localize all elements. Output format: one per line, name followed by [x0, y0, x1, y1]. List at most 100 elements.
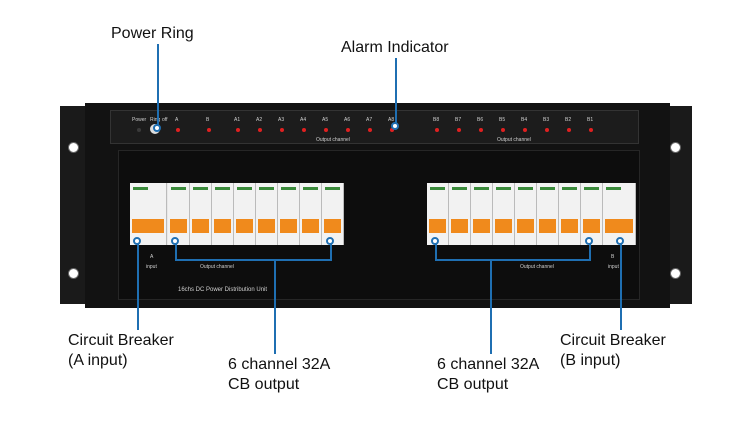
off-label: off: [162, 117, 168, 123]
marker-output-b-end: [585, 237, 593, 245]
marker-power-ring: [153, 124, 161, 132]
channel-led-b7: [457, 128, 461, 132]
callout-cb-b-title: Circuit Breaker: [560, 332, 666, 349]
a-label: A: [175, 117, 179, 123]
leader-power-ring: [157, 44, 159, 128]
power-led: [137, 128, 141, 132]
breaker-a4[interactable]: [234, 183, 256, 245]
callout-output-a-sub: CB output: [228, 376, 300, 393]
marker-output-a-end: [326, 237, 334, 245]
mount-hole: [670, 142, 681, 153]
channel-label-b4: B4: [521, 117, 528, 123]
channel-label-a5: A5: [322, 117, 329, 123]
leader-output-a: [274, 260, 276, 354]
channel-led-a4: [302, 128, 306, 132]
breaker-b3[interactable]: [537, 183, 559, 245]
callout-output-b-sub: CB output: [437, 376, 509, 393]
breaker-b6[interactable]: [471, 183, 493, 245]
breaker-bank-a: [130, 183, 344, 245]
output-channel-b-label: Output channel: [497, 137, 531, 143]
breaker-a8[interactable]: [322, 183, 344, 245]
breaker-bank-b: [427, 183, 636, 245]
breaker-b7[interactable]: [449, 183, 471, 245]
bottom-a-output-label: Output channel: [200, 264, 234, 270]
channel-label-a7: A7: [366, 117, 373, 123]
channel-led-b3: [545, 128, 549, 132]
b-label: B: [206, 117, 210, 123]
marker-cb-a: [133, 237, 141, 245]
channel-led-b6: [479, 128, 483, 132]
breaker-a6[interactable]: [278, 183, 300, 245]
bracket-a-left: [175, 244, 177, 260]
mount-hole: [68, 268, 79, 279]
breaker-a7[interactable]: [300, 183, 322, 245]
bottom-a-label: A: [150, 254, 154, 260]
channel-led-a5: [324, 128, 328, 132]
output-channel-a-label: Output channel: [316, 137, 350, 143]
leader-alarm: [395, 58, 397, 126]
bracket-a-base: [175, 259, 332, 261]
channel-led-b8: [435, 128, 439, 132]
channel-label-b8: B8: [433, 117, 440, 123]
breaker-a-input[interactable]: [130, 183, 167, 245]
callout-alarm-indicator: Alarm Indicator: [341, 39, 449, 56]
breaker-b5[interactable]: [493, 183, 515, 245]
leader-cb-a: [137, 244, 139, 330]
unit-name-label: 16chs DC Power Distribution Unit: [178, 287, 268, 293]
channel-led-b5: [501, 128, 505, 132]
breaker-b-input[interactable]: [603, 183, 636, 245]
leader-cb-b: [620, 244, 622, 330]
alarm-led-b: [207, 128, 211, 132]
channel-label-b1: B1: [587, 117, 594, 123]
marker-output-b-start: [431, 237, 439, 245]
channel-led-b4: [523, 128, 527, 132]
mount-hole: [68, 142, 79, 153]
callout-output-b-title: 6 channel 32A: [437, 356, 540, 373]
callout-cb-a-title: Circuit Breaker: [68, 332, 174, 349]
alarm-led-a: [176, 128, 180, 132]
ring-label: Ring: [150, 117, 161, 123]
marker-alarm: [391, 122, 399, 130]
breaker-a5[interactable]: [256, 183, 278, 245]
indicator-panel: [110, 110, 639, 144]
input-b-label: input: [608, 264, 619, 270]
channel-label-a1: A1: [234, 117, 241, 123]
callout-power-ring: Power Ring: [111, 25, 194, 42]
channel-label-a6: A6: [344, 117, 351, 123]
channel-label-b6: B6: [477, 117, 484, 123]
leader-output-b: [490, 260, 492, 354]
channel-label-a8: A8: [388, 117, 395, 123]
channel-label-b7: B7: [455, 117, 462, 123]
marker-output-a-start: [171, 237, 179, 245]
channel-led-b1: [589, 128, 593, 132]
input-a-label: input: [146, 264, 157, 270]
marker-cb-b: [616, 237, 624, 245]
channel-led-a7: [368, 128, 372, 132]
breaker-a3[interactable]: [212, 183, 234, 245]
breaker-b1[interactable]: [581, 183, 603, 245]
breaker-b2[interactable]: [559, 183, 581, 245]
channel-label-a4: A4: [300, 117, 307, 123]
callout-cb-b-sub: (B input): [560, 352, 621, 369]
channel-led-a2: [258, 128, 262, 132]
channel-led-b2: [567, 128, 571, 132]
callout-cb-a-sub: (A input): [68, 352, 128, 369]
channel-label-a3: A3: [278, 117, 285, 123]
mount-hole: [670, 268, 681, 279]
channel-label-a2: A2: [256, 117, 263, 123]
channel-led-a3: [280, 128, 284, 132]
channel-label-b5: B5: [499, 117, 506, 123]
bracket-a-right: [330, 244, 332, 260]
channel-led-a1: [236, 128, 240, 132]
breaker-a2[interactable]: [190, 183, 212, 245]
bottom-b-label: B: [611, 254, 615, 260]
channel-led-a6: [346, 128, 350, 132]
bracket-b-left: [435, 244, 437, 260]
callout-output-a-title: 6 channel 32A: [228, 356, 331, 373]
channel-led-a8: [390, 128, 394, 132]
breaker-b8[interactable]: [427, 183, 449, 245]
breaker-b4[interactable]: [515, 183, 537, 245]
bracket-b-base: [435, 259, 591, 261]
bottom-b-output-label: Output channel: [520, 264, 554, 270]
breaker-a1[interactable]: [168, 183, 190, 245]
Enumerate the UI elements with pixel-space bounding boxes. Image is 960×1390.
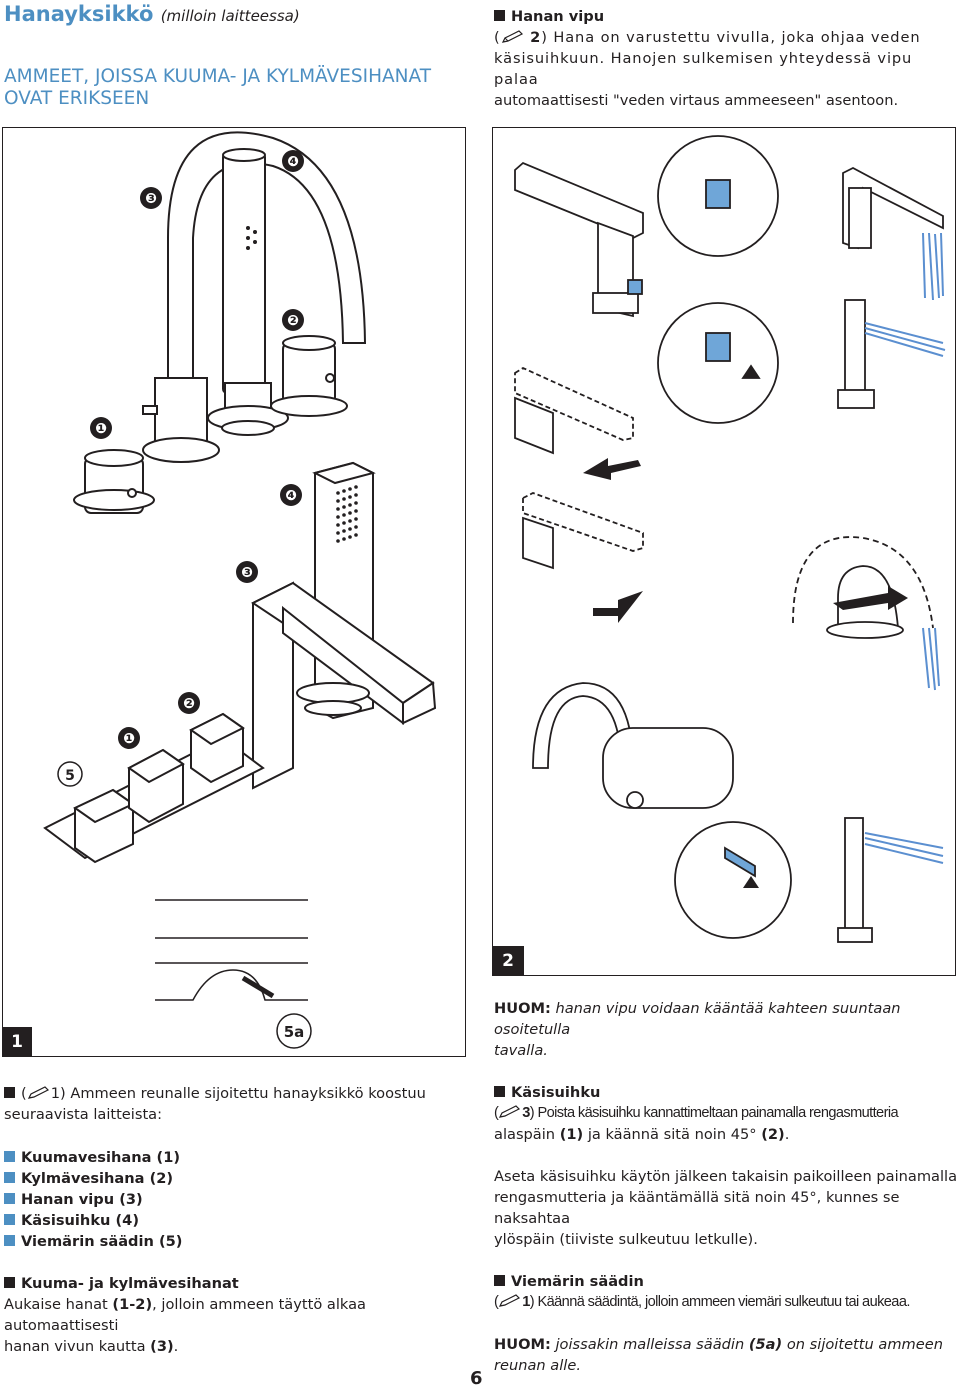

:::

上の項目をすべて書き直し、「Output channel」を「Output port」に置き換える。ほかは一切変えず、画像は含めない。

localize all elements. Output format: one per line, name followed by [x0, y0, x1, y1]. List at most 100 elements.
off-label: off: [162, 117, 168, 123]
marker-output-b-end: [585, 237, 593, 245]
marker-power-ring: [153, 124, 161, 132]
channel-led-b7: [457, 128, 461, 132]
callout-cb-b-title: Circuit Breaker: [560, 332, 666, 349]
a-label: A: [175, 117, 179, 123]
leader-power-ring: [157, 44, 159, 128]
power-led: [137, 128, 141, 132]
breaker-a4[interactable]: [234, 183, 256, 245]
callout-output-a-sub: CB output: [228, 376, 300, 393]
marker-output-a-end: [326, 237, 334, 245]
mount-hole: [670, 142, 681, 153]
channel-label-b4: B4: [521, 117, 528, 123]
channel-label-a5: A5: [322, 117, 329, 123]
leader-output-a: [274, 260, 276, 354]
channel-led-a4: [302, 128, 306, 132]
breaker-b3[interactable]: [537, 183, 559, 245]
callout-output-b-sub: CB output: [437, 376, 509, 393]
breaker-b6[interactable]: [471, 183, 493, 245]
breaker-bank-a: [130, 183, 344, 245]
output-channel-b-label: Output port: [497, 137, 531, 143]
breaker-a8[interactable]: [322, 183, 344, 245]
breaker-bank-b: [427, 183, 636, 245]
breaker-b7[interactable]: [449, 183, 471, 245]
bottom-a-output-label: Output port: [200, 264, 234, 270]
channel-label-a7: A7: [366, 117, 373, 123]
channel-led-b3: [545, 128, 549, 132]
b-label: B: [206, 117, 210, 123]
marker-cb-a: [133, 237, 141, 245]
channel-led-b6: [479, 128, 483, 132]
breaker-a6[interactable]: [278, 183, 300, 245]
bracket-a-left: [175, 244, 177, 260]
mount-hole: [68, 268, 79, 279]
breaker-a7[interactable]: [300, 183, 322, 245]
bottom-a-label: A: [150, 254, 154, 260]
channel-led-a5: [324, 128, 328, 132]
output-channel-a-label: Output port: [316, 137, 350, 143]
leader-alarm: [395, 58, 397, 126]
bracket-a-base: [175, 259, 332, 261]
channel-led-b8: [435, 128, 439, 132]
channel-label-b8: B8: [433, 117, 440, 123]
breaker-a-input[interactable]: [130, 183, 167, 245]
callout-alarm-indicator: Alarm Indicator: [341, 39, 449, 56]
breaker-b5[interactable]: [493, 183, 515, 245]
leader-cb-a: [137, 244, 139, 330]
unit-name-label: 16chs DC Power Distribution Unit: [178, 287, 268, 293]
channel-led-b5: [501, 128, 505, 132]
breaker-b-input[interactable]: [603, 183, 636, 245]
leader-cb-b: [620, 244, 622, 330]
alarm-led-b: [207, 128, 211, 132]
channel-label-b1: B1: [587, 117, 594, 123]
marker-output-b-start: [431, 237, 439, 245]
channel-led-b4: [523, 128, 527, 132]
mount-hole: [68, 142, 79, 153]
callout-output-b-title: 6 channel 32A: [437, 356, 540, 373]
callout-cb-a-title: Circuit Breaker: [68, 332, 174, 349]
alarm-led-a: [176, 128, 180, 132]
ring-label: Ring: [150, 117, 161, 123]
marker-alarm: [391, 122, 399, 130]
breaker-a5[interactable]: [256, 183, 278, 245]
indicator-panel: [110, 110, 639, 144]
input-b-label: input: [608, 264, 619, 270]
channel-label-a1: A1: [234, 117, 241, 123]
callout-power-ring: Power Ring: [111, 25, 194, 42]
channel-label-a6: A6: [344, 117, 351, 123]
channel-label-b6: B6: [477, 117, 484, 123]
leader-output-b: [490, 260, 492, 354]
channel-label-a8: A8: [388, 117, 395, 123]
channel-label-b7: B7: [455, 117, 462, 123]
marker-output-a-start: [171, 237, 179, 245]
channel-led-b1: [589, 128, 593, 132]
input-a-label: input: [146, 264, 157, 270]
marker-cb-b: [616, 237, 624, 245]
channel-led-a7: [368, 128, 372, 132]
breaker-a3[interactable]: [212, 183, 234, 245]
breaker-b1[interactable]: [581, 183, 603, 245]
breaker-b2[interactable]: [559, 183, 581, 245]
channel-label-a4: A4: [300, 117, 307, 123]
callout-cb-b-sub: (B input): [560, 352, 621, 369]
channel-led-a2: [258, 128, 262, 132]
channel-led-b2: [567, 128, 571, 132]
callout-cb-a-sub: (A input): [68, 352, 128, 369]
channel-label-a3: A3: [278, 117, 285, 123]
mount-hole: [670, 268, 681, 279]
channel-label-a2: A2: [256, 117, 263, 123]
channel-led-a3: [280, 128, 284, 132]
channel-label-b5: B5: [499, 117, 506, 123]
bracket-a-right: [330, 244, 332, 260]
channel-led-a1: [236, 128, 240, 132]
breaker-a2[interactable]: [190, 183, 212, 245]
bottom-b-label: B: [611, 254, 615, 260]
channel-led-a6: [346, 128, 350, 132]
bracket-b-left: [435, 244, 437, 260]
callout-output-a-title: 6 channel 32A: [228, 356, 331, 373]
channel-led-a8: [390, 128, 394, 132]
breaker-b8[interactable]: [427, 183, 449, 245]
breaker-b4[interactable]: [515, 183, 537, 245]
bracket-b-base: [435, 259, 591, 261]
bottom-b-output-label: Output port: [520, 264, 554, 270]
breaker-a1[interactable]: [168, 183, 190, 245]
Enumerate the UI elements with pixel-space bounding boxes. Image is 960×1390.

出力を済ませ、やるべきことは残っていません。